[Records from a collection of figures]
______
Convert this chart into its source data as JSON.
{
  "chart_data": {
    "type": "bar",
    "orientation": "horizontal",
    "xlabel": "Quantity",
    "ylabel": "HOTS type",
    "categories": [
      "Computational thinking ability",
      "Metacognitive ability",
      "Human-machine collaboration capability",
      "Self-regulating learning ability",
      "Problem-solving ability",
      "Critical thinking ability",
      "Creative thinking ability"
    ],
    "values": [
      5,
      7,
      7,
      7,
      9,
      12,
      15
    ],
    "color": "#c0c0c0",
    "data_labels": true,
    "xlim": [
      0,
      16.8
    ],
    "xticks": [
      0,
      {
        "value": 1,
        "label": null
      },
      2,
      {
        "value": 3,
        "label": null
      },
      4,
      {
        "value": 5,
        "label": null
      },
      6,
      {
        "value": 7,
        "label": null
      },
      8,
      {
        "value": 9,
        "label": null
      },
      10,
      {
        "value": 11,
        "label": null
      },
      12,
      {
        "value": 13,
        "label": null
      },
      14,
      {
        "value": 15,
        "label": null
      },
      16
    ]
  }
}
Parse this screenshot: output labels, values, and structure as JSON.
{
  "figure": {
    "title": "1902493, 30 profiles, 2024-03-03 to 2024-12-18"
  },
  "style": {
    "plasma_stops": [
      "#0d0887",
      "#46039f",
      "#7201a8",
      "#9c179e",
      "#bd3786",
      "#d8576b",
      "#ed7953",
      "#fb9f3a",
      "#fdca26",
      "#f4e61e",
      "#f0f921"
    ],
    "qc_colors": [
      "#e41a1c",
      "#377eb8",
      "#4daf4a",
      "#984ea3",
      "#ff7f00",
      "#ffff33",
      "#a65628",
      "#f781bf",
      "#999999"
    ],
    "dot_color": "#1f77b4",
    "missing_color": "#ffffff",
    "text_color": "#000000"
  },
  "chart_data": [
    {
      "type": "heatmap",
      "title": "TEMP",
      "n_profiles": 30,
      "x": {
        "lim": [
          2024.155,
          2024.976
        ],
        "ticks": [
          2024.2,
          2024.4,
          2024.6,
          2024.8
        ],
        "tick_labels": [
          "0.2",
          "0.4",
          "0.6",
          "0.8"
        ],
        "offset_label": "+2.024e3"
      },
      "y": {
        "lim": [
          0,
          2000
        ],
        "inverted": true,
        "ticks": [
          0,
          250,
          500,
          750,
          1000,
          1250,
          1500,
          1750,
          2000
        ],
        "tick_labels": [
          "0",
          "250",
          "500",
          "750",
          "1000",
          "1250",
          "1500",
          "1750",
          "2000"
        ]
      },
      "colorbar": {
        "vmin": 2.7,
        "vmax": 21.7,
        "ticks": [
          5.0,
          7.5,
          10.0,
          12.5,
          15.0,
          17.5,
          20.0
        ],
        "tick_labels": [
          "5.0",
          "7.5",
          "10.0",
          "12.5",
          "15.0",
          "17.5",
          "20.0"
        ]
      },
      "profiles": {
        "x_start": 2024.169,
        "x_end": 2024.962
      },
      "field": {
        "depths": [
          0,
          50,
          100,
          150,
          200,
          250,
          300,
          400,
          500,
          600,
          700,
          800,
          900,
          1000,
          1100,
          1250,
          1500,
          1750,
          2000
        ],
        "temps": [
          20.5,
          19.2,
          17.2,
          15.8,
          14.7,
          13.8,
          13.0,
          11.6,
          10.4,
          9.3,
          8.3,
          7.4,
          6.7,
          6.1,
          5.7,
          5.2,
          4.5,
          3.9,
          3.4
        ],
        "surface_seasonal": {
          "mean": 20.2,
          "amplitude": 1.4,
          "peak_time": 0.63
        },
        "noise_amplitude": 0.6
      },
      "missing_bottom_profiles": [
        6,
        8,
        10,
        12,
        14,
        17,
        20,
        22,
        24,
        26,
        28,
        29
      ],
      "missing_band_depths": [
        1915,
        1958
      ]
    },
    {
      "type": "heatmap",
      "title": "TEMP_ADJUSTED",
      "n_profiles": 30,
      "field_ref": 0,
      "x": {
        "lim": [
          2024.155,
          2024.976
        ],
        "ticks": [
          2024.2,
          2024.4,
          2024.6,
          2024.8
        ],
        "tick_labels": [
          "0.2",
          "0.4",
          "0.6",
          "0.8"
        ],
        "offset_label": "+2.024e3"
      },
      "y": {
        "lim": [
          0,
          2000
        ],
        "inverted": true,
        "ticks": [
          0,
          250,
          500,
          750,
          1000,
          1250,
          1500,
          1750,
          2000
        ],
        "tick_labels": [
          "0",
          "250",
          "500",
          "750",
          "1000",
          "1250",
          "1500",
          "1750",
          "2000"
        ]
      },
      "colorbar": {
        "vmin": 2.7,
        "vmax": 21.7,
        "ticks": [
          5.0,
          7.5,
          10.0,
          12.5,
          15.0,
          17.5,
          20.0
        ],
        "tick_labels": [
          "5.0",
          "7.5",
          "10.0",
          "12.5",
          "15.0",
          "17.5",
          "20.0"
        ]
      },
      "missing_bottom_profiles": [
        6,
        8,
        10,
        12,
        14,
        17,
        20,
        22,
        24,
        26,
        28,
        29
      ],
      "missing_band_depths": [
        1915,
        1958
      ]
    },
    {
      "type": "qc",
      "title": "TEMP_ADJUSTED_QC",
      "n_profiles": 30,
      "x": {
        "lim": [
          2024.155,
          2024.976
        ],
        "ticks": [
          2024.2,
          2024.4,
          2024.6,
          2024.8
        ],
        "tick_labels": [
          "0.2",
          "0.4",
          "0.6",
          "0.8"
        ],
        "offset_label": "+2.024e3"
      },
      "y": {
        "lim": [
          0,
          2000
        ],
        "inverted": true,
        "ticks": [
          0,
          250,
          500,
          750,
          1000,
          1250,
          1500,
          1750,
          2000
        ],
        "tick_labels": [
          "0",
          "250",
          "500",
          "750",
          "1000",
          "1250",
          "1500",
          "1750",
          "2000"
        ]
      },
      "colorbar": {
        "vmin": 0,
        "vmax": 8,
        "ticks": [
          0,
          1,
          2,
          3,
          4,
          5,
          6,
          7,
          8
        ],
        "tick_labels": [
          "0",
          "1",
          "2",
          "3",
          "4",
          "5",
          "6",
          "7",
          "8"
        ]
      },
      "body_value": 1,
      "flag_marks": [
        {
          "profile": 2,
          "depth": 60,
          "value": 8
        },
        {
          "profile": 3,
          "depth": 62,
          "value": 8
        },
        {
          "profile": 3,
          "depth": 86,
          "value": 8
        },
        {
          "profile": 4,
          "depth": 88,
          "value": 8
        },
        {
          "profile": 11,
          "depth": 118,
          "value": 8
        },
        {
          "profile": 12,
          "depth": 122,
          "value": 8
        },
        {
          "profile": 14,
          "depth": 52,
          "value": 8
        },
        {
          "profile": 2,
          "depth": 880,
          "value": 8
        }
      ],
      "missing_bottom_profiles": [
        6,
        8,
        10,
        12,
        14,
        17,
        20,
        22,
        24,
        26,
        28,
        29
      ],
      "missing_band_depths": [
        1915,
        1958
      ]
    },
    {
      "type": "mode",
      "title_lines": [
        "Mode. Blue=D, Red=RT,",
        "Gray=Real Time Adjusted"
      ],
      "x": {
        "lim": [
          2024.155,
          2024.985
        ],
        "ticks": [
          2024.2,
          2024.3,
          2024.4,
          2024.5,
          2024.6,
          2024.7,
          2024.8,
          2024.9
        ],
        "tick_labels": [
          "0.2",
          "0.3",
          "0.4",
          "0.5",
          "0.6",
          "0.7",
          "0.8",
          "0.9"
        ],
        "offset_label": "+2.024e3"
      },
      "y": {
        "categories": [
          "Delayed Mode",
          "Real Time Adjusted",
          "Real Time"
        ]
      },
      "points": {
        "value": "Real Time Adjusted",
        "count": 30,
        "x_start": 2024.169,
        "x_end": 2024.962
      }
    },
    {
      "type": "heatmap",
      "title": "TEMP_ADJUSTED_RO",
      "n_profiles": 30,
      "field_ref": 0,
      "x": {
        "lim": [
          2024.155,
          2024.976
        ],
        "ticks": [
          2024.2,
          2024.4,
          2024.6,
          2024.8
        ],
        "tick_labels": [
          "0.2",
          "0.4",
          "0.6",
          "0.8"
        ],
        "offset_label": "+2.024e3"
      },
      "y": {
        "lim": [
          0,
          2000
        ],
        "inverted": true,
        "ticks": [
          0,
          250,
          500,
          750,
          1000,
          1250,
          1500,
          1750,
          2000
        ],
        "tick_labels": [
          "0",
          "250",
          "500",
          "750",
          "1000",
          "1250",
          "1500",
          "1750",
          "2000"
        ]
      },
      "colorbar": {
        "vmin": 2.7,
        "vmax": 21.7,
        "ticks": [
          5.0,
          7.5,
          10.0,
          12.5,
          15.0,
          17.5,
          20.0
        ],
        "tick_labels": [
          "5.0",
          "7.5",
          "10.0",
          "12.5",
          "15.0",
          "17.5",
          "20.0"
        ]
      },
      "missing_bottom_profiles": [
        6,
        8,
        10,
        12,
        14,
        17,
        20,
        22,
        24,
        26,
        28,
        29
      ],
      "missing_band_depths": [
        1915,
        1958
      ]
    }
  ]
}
______
* **Exercise**
Go through the listing above and locate each line that holds the word "values". Copy those lines.

* **Task solution**
    "values": [
Parse this screenshot: output labels, values, and structure as JSON.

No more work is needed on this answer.